Short exercise: Repeat the entire listing exactly as written.

Records shown:
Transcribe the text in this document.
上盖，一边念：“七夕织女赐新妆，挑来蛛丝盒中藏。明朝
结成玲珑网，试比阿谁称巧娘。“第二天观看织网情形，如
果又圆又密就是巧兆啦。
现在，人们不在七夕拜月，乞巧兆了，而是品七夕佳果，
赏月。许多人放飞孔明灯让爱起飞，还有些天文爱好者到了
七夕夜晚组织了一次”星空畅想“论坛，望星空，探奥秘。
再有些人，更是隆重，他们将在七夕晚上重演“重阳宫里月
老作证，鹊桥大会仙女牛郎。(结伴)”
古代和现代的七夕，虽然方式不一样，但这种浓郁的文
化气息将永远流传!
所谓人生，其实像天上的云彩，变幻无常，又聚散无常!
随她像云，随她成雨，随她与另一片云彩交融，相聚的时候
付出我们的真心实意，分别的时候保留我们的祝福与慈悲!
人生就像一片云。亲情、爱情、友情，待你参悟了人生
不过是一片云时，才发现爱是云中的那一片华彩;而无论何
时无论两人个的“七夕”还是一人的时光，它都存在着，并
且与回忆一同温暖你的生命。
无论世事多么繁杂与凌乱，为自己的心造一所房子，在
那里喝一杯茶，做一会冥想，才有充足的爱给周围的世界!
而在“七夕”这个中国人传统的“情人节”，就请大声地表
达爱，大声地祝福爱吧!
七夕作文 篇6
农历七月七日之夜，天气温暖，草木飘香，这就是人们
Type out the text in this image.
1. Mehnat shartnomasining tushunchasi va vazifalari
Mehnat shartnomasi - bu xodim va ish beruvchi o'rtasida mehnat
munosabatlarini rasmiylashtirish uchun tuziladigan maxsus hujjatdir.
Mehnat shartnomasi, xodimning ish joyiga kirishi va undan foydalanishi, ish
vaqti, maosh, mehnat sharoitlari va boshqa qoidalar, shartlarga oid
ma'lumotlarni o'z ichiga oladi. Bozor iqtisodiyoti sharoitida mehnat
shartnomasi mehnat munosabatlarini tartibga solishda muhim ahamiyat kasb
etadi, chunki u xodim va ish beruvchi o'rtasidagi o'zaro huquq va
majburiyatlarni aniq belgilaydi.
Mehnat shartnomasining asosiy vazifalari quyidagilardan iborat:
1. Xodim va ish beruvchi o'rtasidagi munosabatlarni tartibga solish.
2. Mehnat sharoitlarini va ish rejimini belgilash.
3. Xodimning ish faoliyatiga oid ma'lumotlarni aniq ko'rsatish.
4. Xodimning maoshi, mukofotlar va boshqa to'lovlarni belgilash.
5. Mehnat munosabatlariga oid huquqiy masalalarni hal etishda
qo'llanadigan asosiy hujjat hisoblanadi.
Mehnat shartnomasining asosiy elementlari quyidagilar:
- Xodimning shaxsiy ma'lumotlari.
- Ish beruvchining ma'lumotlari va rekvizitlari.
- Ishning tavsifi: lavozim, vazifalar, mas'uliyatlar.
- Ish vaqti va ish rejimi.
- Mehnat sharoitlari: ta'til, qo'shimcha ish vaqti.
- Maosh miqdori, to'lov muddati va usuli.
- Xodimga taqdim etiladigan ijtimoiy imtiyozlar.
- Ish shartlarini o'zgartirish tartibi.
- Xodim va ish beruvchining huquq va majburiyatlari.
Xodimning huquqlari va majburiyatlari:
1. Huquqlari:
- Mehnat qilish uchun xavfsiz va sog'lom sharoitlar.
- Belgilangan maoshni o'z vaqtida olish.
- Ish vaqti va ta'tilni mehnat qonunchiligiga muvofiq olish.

Solution:
Transcribe the text in this document.
上盖，一边念：“七夕织女赐新妆，挑来蛛丝盒中藏。明朝
结成玲珑网，试比阿谁称巧娘。“第二天观看织网情形，如
果又圆又密就是巧兆啦。
现在，人们不在七夕拜月，乞巧兆了，而是品七夕佳果，
赏月。许多人放飞孔明灯让爱起飞，还有些天文爱好者到了
七夕夜晚组织了一次”星空畅想“论坛，望星空，探奥秘。
再有些人，更是隆重，他们将在七夕晚上重演“重阳宫里月
老作证，鹊桥大会仙女牛郎。(结伴)”
古代和现代的七夕，虽然方式不一样，但这种浓郁的文
化气息将永远流传!
所谓人生，其实像天上的云彩，变幻无常，又聚散无常!
随她像云，随她成雨，随她与另一片云彩交融，相聚的时候
付出我们的真心实意，分别的时候保留我们的祝福与慈悲!
人生就像一片云。亲情、爱情、友情，待你参悟了人生
不过是一片云时，才发现爱是云中的那一片华彩;而无论何
时无论两人个的“七夕”还是一人的时光，它都存在着，并
且与回忆一同温暖你的生命。
无论世事多么繁杂与凌乱，为自己的心造一所房子，在
那里喝一杯茶，做一会冥想，才有充足的爱给周围的世界!
而在“七夕”这个中国人传统的“情人节”，就请大声地表
达爱，大声地祝福爱吧!
七夕作文 篇6
农历七月七日之夜，天气温暖，草木飘香，这就是人们
Type out the text in this image.
1. Mehnat shartnomasining tushunchasi va vazifalari
Mehnat shartnomasi - bu xodim va ish beruvchi o'rtasida mehnat
munosabatlarini rasmiylashtirish uchun tuziladigan maxsus hujjatdir.
Mehnat shartnomasi, xodimning ish joyiga kirishi va undan foydalanishi, ish
vaqti, maosh, mehnat sharoitlari va boshqa qoidalar, shartlarga oid
ma'lumotlarni o'z ichiga oladi. Bozor iqtisodiyoti sharoitida mehnat
shartnomasi mehnat munosabatlarini tartibga solishda muhim ahamiyat kasb
etadi, chunki u xodim va ish beruvchi o'rtasidagi o'zaro huquq va
majburiyatlarni aniq belgilaydi.
Mehnat shartnomasining asosiy vazifalari quyidagilardan iborat:
1. Xodim va ish beruvchi o'rtasidagi munosabatlarni tartibga solish.
2. Mehnat sharoitlarini va ish rejimini belgilash.
3. Xodimning ish faoliyatiga oid ma'lumotlarni aniq ko'rsatish.
4. Xodimning maoshi, mukofotlar va boshqa to'lovlarni belgilash.
5. Mehnat munosabatlariga oid huquqiy masalalarni hal etishda
qo'llanadigan asosiy hujjat hisoblanadi.
Mehnat shartnomasining asosiy elementlari quyidagilar:
- Xodimning shaxsiy ma'lumotlari.
- Ish beruvchining ma'lumotlari va rekvizitlari.
- Ishning tavsifi: lavozim, vazifalar, mas'uliyatlar.
- Ish vaqti va ish rejimi.
- Mehnat sharoitlari: ta'til, qo'shimcha ish vaqti.
- Maosh miqdori, to'lov muddati va usuli.
- Xodimga taqdim etiladigan ijtimoiy imtiyozlar.
- Ish shartlarini o'zgartirish tartibi.
- Xodim va ish beruvchining huquq va majburiyatlari.
Xodimning huquqlari va majburiyatlari:
1. Huquqlari:
- Mehnat qilish uchun xavfsiz va sog'lom sharoitlar.
- Belgilangan maoshni o'z vaqtida olish.
- Ish vaqti va ta'tilni mehnat qonunchiligiga muvofiq olish.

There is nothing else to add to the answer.